Aufgabenstellung →
(A) Welche Frisur schreibt der Kommentar über Trump und Johnson dem Briten zu?
(B) Setzen Sie den Kommentar über Trump und Johnson im Anschluss an seinen letzten Satz fort.

Seite →
Das Theater ist nicht tot, es hat nur die Spielstätte gewechselt. Seine Helden heißen Donald Trump und Boris Johnson. Ihr Verwirrspiel auf der politischen Bühne wird von hauptamtlichen Kritikern verurteilt. Große Teile des Zuschauervolks hingegen sind fasziniert von den beiden Selbstdarstellern. Brot und Spiele. Ob die beiden ihren Völkern zu mehr Brot und Wohlstand verhelfen können, ist ungewiss. Sicher ist: Sie sind erstklassige Spieler.
Trump und Johnson sind Weltmeister in Sachen Aufmerksamkeitsökonomie. Nicht einfach, das zuzugeben: dass man auf den nächsten verwirrenden Tweet von Mr. Trump geradezu wartet und auf den nächsten irren Coup von Mr. Johnson. Wie sie den anderen Politikern eine lange Nase drehen. Johnson und Trump sind die Struwwelpeter unserer Zeit. Der Brite mit dem hellblonden Beatles-Pilzkopf, lustig verstrubbelt. Der Amerikaner mit der rotblonden Elvis-Tolle, komisch geföhnt. Und unter der Frisur zwei Abriss-Birnen, die Ordnungen mutwillig zerstören. Gute Unterhaltung?

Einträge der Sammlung
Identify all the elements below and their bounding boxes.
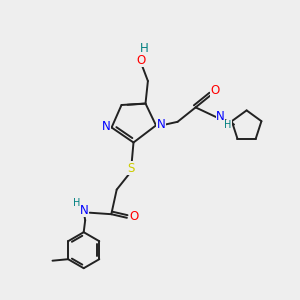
Text: N: N	[216, 110, 225, 124]
Text: N: N	[80, 204, 89, 217]
Text: S: S	[128, 161, 135, 175]
Text: H: H	[140, 41, 149, 55]
Text: H: H	[224, 120, 231, 130]
Text: O: O	[130, 210, 139, 223]
Text: O: O	[136, 53, 145, 67]
Text: O: O	[210, 84, 219, 97]
Text: N: N	[102, 120, 111, 134]
Text: H: H	[73, 198, 80, 208]
Text: N: N	[157, 118, 166, 131]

Geordnete Ergebnisse →
(A) Einen hellblonden Beatles-Pilzkopf, lustig verstrubbelt.

(B)
Hauptsache, es passiert etwas
Trump und Johnson wirken wie die letzten Charakterdarsteller der westlichen Welt. Stur auf sich selbst bezogen, unberechenbar, unhöflich und ungeschlacht im Auftreten. So, wie man manchmal selber gerne sein möchte. Das fasziniert. Das erregt. Hier verstoßen zwei Politiker gegen alle Regeln. Dass dies die Regeln der Demokratie und Diplomatie sind, egal. Das Volk, auch ich, will unterhalten sein. Hauptsache, es passiert etwas, endlich Action, radikal.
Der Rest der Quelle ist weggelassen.